WHAT YOU WILL DO: Which lines in the records below contain the word "circle"? Copy each one out.

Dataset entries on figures

-------------------------

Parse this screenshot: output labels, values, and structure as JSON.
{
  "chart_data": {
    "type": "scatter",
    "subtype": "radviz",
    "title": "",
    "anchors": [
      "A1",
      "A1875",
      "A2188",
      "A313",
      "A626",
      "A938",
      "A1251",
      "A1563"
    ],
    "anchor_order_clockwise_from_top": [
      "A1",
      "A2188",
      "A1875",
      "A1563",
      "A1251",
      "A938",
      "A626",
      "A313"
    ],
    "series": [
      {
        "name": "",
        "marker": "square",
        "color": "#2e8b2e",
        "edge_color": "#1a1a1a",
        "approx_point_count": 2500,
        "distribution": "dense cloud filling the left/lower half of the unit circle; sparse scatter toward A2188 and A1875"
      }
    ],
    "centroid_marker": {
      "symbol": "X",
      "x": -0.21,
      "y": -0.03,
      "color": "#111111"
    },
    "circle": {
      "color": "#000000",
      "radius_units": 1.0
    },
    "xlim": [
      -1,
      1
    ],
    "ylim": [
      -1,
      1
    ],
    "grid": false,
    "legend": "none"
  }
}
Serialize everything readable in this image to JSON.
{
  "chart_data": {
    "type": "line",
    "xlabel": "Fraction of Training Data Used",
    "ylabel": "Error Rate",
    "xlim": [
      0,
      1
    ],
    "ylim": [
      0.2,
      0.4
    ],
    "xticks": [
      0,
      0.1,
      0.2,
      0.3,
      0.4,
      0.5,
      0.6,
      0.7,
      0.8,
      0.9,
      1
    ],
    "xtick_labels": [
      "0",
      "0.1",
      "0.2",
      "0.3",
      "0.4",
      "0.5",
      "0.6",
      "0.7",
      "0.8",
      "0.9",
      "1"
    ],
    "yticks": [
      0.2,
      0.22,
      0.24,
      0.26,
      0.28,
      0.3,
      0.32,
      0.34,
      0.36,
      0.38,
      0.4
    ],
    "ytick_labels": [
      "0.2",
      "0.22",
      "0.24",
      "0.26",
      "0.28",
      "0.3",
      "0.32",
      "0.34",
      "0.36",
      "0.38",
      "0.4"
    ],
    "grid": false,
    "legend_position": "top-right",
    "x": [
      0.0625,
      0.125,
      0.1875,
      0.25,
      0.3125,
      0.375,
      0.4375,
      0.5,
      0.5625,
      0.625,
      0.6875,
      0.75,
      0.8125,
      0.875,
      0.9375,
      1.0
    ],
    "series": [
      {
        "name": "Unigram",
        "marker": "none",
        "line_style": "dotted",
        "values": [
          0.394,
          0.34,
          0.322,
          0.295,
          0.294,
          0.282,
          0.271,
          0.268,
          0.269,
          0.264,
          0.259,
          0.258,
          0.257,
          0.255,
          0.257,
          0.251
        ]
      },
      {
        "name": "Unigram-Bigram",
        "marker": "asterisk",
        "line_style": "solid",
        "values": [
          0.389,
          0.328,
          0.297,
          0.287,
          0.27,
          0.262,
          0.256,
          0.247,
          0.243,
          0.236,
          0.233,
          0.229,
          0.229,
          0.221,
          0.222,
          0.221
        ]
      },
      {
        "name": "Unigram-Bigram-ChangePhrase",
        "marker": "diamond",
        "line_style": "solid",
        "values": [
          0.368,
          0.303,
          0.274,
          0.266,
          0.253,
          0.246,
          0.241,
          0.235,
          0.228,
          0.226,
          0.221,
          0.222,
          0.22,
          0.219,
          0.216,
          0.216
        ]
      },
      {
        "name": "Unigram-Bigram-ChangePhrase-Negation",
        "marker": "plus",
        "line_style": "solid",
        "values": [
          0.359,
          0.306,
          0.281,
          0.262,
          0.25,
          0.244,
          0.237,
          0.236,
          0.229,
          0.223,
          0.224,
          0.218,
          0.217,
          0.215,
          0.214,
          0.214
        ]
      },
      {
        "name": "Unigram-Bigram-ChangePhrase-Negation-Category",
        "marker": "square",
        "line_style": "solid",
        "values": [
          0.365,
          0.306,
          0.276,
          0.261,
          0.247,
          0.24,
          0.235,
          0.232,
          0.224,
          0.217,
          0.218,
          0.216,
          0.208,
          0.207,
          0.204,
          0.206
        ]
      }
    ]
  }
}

-------------------------

EXPECTED OUTPUT:
        "distribution": "dense cloud filling the left/lower half of the unit circle; sparse scatter toward A2188 and A1875"
    "circle": {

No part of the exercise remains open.